Write out every one of the lines below again, changing "Registry Editor" to "Settings Editor" wherever it appears and keeping everything else the same.

• • • •

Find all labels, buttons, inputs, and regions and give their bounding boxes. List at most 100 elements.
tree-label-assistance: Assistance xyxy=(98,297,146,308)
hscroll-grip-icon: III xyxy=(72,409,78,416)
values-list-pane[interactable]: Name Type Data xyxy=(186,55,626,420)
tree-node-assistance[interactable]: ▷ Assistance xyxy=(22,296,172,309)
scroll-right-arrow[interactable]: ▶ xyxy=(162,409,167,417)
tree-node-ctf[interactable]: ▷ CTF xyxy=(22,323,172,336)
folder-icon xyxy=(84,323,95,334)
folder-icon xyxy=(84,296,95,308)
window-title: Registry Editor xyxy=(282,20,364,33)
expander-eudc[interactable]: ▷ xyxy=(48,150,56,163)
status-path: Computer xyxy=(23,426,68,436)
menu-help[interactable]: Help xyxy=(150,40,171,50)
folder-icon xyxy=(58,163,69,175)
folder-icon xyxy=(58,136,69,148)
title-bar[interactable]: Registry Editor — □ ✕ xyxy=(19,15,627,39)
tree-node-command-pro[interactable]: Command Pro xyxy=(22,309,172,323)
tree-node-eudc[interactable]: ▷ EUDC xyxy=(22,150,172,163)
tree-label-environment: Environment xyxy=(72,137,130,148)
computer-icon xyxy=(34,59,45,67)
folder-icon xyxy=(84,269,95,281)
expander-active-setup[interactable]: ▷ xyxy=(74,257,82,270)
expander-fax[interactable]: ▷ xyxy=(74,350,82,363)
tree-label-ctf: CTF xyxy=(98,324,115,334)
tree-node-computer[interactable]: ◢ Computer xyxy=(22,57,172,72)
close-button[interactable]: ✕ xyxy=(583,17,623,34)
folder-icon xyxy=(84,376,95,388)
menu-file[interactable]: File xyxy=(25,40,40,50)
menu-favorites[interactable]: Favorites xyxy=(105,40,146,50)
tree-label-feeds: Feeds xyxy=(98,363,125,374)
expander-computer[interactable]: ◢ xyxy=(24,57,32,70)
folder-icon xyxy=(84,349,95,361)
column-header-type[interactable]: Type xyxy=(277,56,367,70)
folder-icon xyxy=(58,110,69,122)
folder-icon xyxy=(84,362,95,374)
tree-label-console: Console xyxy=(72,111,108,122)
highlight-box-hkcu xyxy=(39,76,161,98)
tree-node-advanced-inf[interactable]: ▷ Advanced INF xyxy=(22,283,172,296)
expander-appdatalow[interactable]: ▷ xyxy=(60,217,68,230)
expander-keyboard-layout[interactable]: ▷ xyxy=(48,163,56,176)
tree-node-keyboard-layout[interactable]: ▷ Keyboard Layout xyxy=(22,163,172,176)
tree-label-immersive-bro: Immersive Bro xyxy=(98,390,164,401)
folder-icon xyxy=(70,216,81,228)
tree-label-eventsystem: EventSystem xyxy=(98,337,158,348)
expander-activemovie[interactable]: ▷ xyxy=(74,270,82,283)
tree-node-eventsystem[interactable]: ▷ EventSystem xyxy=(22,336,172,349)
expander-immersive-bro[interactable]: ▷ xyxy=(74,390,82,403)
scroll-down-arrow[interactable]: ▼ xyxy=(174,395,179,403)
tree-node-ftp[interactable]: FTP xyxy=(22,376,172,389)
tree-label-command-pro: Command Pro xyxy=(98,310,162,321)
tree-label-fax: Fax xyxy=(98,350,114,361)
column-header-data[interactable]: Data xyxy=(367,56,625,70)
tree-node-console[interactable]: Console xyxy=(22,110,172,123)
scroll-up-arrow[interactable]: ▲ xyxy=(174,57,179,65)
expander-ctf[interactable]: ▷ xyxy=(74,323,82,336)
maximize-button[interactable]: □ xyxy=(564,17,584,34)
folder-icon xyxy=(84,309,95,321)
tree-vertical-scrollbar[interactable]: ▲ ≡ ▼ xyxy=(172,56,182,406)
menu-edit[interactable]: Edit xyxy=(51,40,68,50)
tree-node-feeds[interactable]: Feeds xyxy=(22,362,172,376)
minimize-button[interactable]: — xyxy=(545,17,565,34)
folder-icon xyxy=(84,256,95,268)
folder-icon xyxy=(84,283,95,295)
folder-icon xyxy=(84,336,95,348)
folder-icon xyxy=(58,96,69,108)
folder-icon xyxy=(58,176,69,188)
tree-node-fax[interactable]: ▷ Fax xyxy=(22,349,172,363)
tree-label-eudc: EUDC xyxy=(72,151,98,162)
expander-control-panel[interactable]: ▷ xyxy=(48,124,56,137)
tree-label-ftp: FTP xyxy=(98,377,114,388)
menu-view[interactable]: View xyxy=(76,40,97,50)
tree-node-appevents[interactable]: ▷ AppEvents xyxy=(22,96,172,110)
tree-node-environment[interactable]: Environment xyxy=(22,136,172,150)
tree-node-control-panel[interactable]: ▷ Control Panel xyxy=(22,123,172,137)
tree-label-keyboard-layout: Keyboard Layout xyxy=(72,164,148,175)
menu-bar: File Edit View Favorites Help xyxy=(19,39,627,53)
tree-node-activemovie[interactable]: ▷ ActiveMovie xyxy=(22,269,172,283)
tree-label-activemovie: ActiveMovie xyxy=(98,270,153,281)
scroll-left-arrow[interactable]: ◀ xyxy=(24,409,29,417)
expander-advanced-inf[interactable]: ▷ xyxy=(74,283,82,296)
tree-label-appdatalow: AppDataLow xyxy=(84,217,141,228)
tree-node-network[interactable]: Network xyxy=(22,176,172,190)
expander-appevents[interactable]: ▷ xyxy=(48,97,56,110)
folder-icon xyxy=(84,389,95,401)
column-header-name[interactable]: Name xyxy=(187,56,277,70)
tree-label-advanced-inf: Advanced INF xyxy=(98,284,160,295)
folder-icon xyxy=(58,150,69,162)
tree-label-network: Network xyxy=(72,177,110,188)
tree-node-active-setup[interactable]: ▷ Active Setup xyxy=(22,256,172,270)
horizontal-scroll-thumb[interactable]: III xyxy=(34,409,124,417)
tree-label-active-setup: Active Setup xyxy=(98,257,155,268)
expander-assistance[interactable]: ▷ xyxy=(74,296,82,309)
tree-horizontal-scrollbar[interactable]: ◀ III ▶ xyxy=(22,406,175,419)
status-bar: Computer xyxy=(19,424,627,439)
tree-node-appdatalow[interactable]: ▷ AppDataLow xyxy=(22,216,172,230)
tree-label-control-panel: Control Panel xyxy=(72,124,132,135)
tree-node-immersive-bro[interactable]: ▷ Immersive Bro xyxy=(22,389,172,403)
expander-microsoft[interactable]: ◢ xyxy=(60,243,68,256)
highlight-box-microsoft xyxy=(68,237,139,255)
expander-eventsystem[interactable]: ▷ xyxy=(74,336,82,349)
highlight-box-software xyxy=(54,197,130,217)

• • • •

| Result of the task |
Find all labels, buttons, inputs, and regions and give their bounding boxes. List at most 100 elements.
tree-label-assistance: Assistance xyxy=(98,297,146,308)
hscroll-grip-icon: III xyxy=(72,409,78,416)
values-list-pane[interactable]: Name Type Data xyxy=(186,55,626,420)
tree-node-assistance[interactable]: ▷ Assistance xyxy=(22,296,172,309)
scroll-right-arrow[interactable]: ▶ xyxy=(162,409,167,417)
tree-node-ctf[interactable]: ▷ CTF xyxy=(22,323,172,336)
folder-icon xyxy=(84,323,95,334)
folder-icon xyxy=(84,296,95,308)
window-title: Settings Editor xyxy=(282,20,364,33)
expander-eudc[interactable]: ▷ xyxy=(48,150,56,163)
status-path: Computer xyxy=(23,426,68,436)
menu-help[interactable]: Help xyxy=(150,40,171,50)
folder-icon xyxy=(58,163,69,175)
folder-icon xyxy=(58,136,69,148)
title-bar[interactable]: Settings Editor — □ ✕ xyxy=(19,15,627,39)
tree-node-command-pro[interactable]: Command Pro xyxy=(22,309,172,323)
tree-node-eudc[interactable]: ▷ EUDC xyxy=(22,150,172,163)
tree-label-environment: Environment xyxy=(72,137,130,148)
computer-icon xyxy=(34,59,45,67)
folder-icon xyxy=(84,269,95,281)
expander-active-setup[interactable]: ▷ xyxy=(74,257,82,270)
expander-fax[interactable]: ▷ xyxy=(74,350,82,363)
tree-label-ctf: CTF xyxy=(98,324,115,334)
tree-node-computer[interactable]: ◢ Computer xyxy=(22,57,172,72)
close-button[interactable]: ✕ xyxy=(583,17,623,34)
folder-icon xyxy=(84,376,95,388)
menu-file[interactable]: File xyxy=(25,40,40,50)
menu-favorites[interactable]: Favorites xyxy=(105,40,146,50)
tree-label-feeds: Feeds xyxy=(98,363,125,374)
expander-computer[interactable]: ◢ xyxy=(24,57,32,70)
folder-icon xyxy=(84,349,95,361)
column-header-type[interactable]: Type xyxy=(277,56,367,70)
folder-icon xyxy=(58,110,69,122)
folder-icon xyxy=(84,362,95,374)
tree-label-console: Console xyxy=(72,111,108,122)
highlight-box-hkcu xyxy=(39,76,161,98)
tree-node-advanced-inf[interactable]: ▷ Advanced INF xyxy=(22,283,172,296)
expander-appdatalow[interactable]: ▷ xyxy=(60,217,68,230)
expander-keyboard-layout[interactable]: ▷ xyxy=(48,163,56,176)
tree-node-keyboard-layout[interactable]: ▷ Keyboard Layout xyxy=(22,163,172,176)
tree-label-immersive-bro: Immersive Bro xyxy=(98,390,164,401)
folder-icon xyxy=(70,216,81,228)
tree-label-eventsystem: EventSystem xyxy=(98,337,158,348)
expander-activemovie[interactable]: ▷ xyxy=(74,270,82,283)
tree-node-eventsystem[interactable]: ▷ EventSystem xyxy=(22,336,172,349)
expander-immersive-bro[interactable]: ▷ xyxy=(74,390,82,403)
scroll-down-arrow[interactable]: ▼ xyxy=(174,395,179,403)
tree-node-ftp[interactable]: FTP xyxy=(22,376,172,389)
tree-label-command-pro: Command Pro xyxy=(98,310,162,321)
tree-label-fax: Fax xyxy=(98,350,114,361)
column-header-data[interactable]: Data xyxy=(367,56,625,70)
tree-node-console[interactable]: Console xyxy=(22,110,172,123)
scroll-up-arrow[interactable]: ▲ xyxy=(174,57,179,65)
expander-ctf[interactable]: ▷ xyxy=(74,323,82,336)
maximize-button[interactable]: □ xyxy=(564,17,584,34)
folder-icon xyxy=(84,309,95,321)
tree-vertical-scrollbar[interactable]: ▲ ≡ ▼ xyxy=(172,56,182,406)
menu-edit[interactable]: Edit xyxy=(51,40,68,50)
tree-node-feeds[interactable]: Feeds xyxy=(22,362,172,376)
minimize-button[interactable]: — xyxy=(545,17,565,34)
folder-icon xyxy=(84,256,95,268)
folder-icon xyxy=(84,283,95,295)
folder-icon xyxy=(84,336,95,348)
folder-icon xyxy=(58,96,69,108)
folder-icon xyxy=(58,176,69,188)
tree-node-fax[interactable]: ▷ Fax xyxy=(22,349,172,363)
tree-label-eudc: EUDC xyxy=(72,151,98,162)
expander-control-panel[interactable]: ▷ xyxy=(48,124,56,137)
tree-label-ftp: FTP xyxy=(98,377,114,388)
menu-view[interactable]: View xyxy=(76,40,97,50)
tree-node-appevents[interactable]: ▷ AppEvents xyxy=(22,96,172,110)
tree-node-environment[interactable]: Environment xyxy=(22,136,172,150)
tree-node-control-panel[interactable]: ▷ Control Panel xyxy=(22,123,172,137)
tree-label-keyboard-layout: Keyboard Layout xyxy=(72,164,148,175)
menu-bar: File Edit View Favorites Help xyxy=(19,39,627,53)
tree-node-activemovie[interactable]: ▷ ActiveMovie xyxy=(22,269,172,283)
tree-label-activemovie: ActiveMovie xyxy=(98,270,153,281)
scroll-left-arrow[interactable]: ◀ xyxy=(24,409,29,417)
expander-advanced-inf[interactable]: ▷ xyxy=(74,283,82,296)
tree-label-appdatalow: AppDataLow xyxy=(84,217,141,228)
tree-node-network[interactable]: Network xyxy=(22,176,172,190)
expander-appevents[interactable]: ▷ xyxy=(48,97,56,110)
folder-icon xyxy=(84,389,95,401)
column-header-name[interactable]: Name xyxy=(187,56,277,70)
tree-label-advanced-inf: Advanced INF xyxy=(98,284,160,295)
folder-icon xyxy=(58,150,69,162)
tree-label-network: Network xyxy=(72,177,110,188)
tree-node-active-setup[interactable]: ▷ Active Setup xyxy=(22,256,172,270)
horizontal-scroll-thumb[interactable]: III xyxy=(34,409,124,417)
tree-label-active-setup: Active Setup xyxy=(98,257,155,268)
expander-assistance[interactable]: ▷ xyxy=(74,296,82,309)
tree-horizontal-scrollbar[interactable]: ◀ III ▶ xyxy=(22,406,175,419)
status-bar: Computer xyxy=(19,424,627,439)
tree-node-appdatalow[interactable]: ▷ AppDataLow xyxy=(22,216,172,230)
tree-label-control-panel: Control Panel xyxy=(72,124,132,135)
tree-node-immersive-bro[interactable]: ▷ Immersive Bro xyxy=(22,389,172,403)
expander-microsoft[interactable]: ◢ xyxy=(60,243,68,256)
highlight-box-microsoft xyxy=(68,237,139,255)
expander-eventsystem[interactable]: ▷ xyxy=(74,336,82,349)
highlight-box-software xyxy=(54,197,130,217)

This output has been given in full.